Copy out the rows word for word, from the first one through the row containing "x-quarter-label: Ⅰ <box>350 350 355 365</box>", both included.

===============

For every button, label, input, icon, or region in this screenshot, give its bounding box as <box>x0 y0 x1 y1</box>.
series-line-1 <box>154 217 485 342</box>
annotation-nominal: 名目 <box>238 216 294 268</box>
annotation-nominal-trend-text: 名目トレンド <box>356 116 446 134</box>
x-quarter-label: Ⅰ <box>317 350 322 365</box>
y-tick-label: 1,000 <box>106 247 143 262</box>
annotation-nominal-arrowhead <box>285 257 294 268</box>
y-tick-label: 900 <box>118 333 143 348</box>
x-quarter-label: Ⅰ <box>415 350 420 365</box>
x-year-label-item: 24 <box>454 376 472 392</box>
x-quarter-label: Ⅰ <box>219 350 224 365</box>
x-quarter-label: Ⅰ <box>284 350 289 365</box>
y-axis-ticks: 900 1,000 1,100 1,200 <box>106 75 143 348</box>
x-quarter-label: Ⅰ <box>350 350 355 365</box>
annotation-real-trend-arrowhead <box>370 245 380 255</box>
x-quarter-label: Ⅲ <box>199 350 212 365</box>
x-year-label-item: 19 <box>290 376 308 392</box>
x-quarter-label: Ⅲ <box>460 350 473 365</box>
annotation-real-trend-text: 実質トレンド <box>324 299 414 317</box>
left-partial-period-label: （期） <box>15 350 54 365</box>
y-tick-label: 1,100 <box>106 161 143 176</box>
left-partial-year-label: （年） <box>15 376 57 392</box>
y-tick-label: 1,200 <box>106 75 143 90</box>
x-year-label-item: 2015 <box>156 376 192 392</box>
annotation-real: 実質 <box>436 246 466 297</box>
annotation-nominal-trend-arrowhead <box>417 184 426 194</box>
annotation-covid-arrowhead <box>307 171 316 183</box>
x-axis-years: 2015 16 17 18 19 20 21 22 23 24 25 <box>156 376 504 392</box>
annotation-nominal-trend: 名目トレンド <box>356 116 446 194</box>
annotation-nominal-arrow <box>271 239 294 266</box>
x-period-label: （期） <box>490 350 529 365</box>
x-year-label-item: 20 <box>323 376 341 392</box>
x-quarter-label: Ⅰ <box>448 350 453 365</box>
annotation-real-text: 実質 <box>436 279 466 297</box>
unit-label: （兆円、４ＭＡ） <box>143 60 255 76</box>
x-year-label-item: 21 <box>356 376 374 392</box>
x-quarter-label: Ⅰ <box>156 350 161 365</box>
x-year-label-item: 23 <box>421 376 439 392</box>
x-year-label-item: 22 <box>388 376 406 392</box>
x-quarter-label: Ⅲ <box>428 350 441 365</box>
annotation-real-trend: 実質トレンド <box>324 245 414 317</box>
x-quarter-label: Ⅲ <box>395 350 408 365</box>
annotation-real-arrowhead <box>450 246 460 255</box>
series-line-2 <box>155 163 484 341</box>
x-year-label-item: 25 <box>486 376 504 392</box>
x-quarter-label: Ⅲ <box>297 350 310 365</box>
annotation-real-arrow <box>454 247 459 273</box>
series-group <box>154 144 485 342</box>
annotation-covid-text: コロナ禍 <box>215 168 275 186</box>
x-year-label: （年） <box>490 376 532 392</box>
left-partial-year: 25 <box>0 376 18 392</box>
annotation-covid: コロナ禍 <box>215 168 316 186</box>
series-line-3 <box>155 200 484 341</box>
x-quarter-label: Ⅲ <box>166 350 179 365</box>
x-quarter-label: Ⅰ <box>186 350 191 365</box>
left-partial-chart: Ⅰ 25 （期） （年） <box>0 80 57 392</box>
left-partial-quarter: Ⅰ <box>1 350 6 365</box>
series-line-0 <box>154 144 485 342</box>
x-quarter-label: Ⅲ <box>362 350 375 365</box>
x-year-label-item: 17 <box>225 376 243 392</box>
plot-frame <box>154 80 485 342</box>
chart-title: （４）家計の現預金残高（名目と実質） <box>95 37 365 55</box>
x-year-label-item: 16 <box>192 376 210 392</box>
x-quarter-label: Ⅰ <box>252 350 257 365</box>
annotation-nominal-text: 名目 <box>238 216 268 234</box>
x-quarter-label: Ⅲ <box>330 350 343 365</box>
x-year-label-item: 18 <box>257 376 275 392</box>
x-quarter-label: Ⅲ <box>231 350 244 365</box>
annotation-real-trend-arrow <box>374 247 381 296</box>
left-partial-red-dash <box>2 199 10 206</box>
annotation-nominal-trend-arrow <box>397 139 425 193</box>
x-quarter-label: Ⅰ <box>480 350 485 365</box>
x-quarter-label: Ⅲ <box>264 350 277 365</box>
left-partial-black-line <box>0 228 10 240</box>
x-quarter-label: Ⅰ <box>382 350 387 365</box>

===============

- **Solution to the exercise**
For every button, label, input, icon, or region in this screenshot, give its bounding box as <box>x0 y0 x1 y1</box>.
series-line-1 <box>154 217 485 342</box>
annotation-nominal: 名目 <box>238 216 294 268</box>
annotation-nominal-trend-text: 名目トレンド <box>356 116 446 134</box>
x-quarter-label: Ⅰ <box>317 350 322 365</box>
y-tick-label: 1,000 <box>106 247 143 262</box>
annotation-nominal-arrowhead <box>285 257 294 268</box>
y-tick-label: 900 <box>118 333 143 348</box>
x-quarter-label: Ⅰ <box>415 350 420 365</box>
x-year-label-item: 24 <box>454 376 472 392</box>
x-quarter-label: Ⅰ <box>219 350 224 365</box>
x-quarter-label: Ⅰ <box>284 350 289 365</box>
y-axis-ticks: 900 1,000 1,100 1,200 <box>106 75 143 348</box>
x-quarter-label: Ⅰ <box>350 350 355 365</box>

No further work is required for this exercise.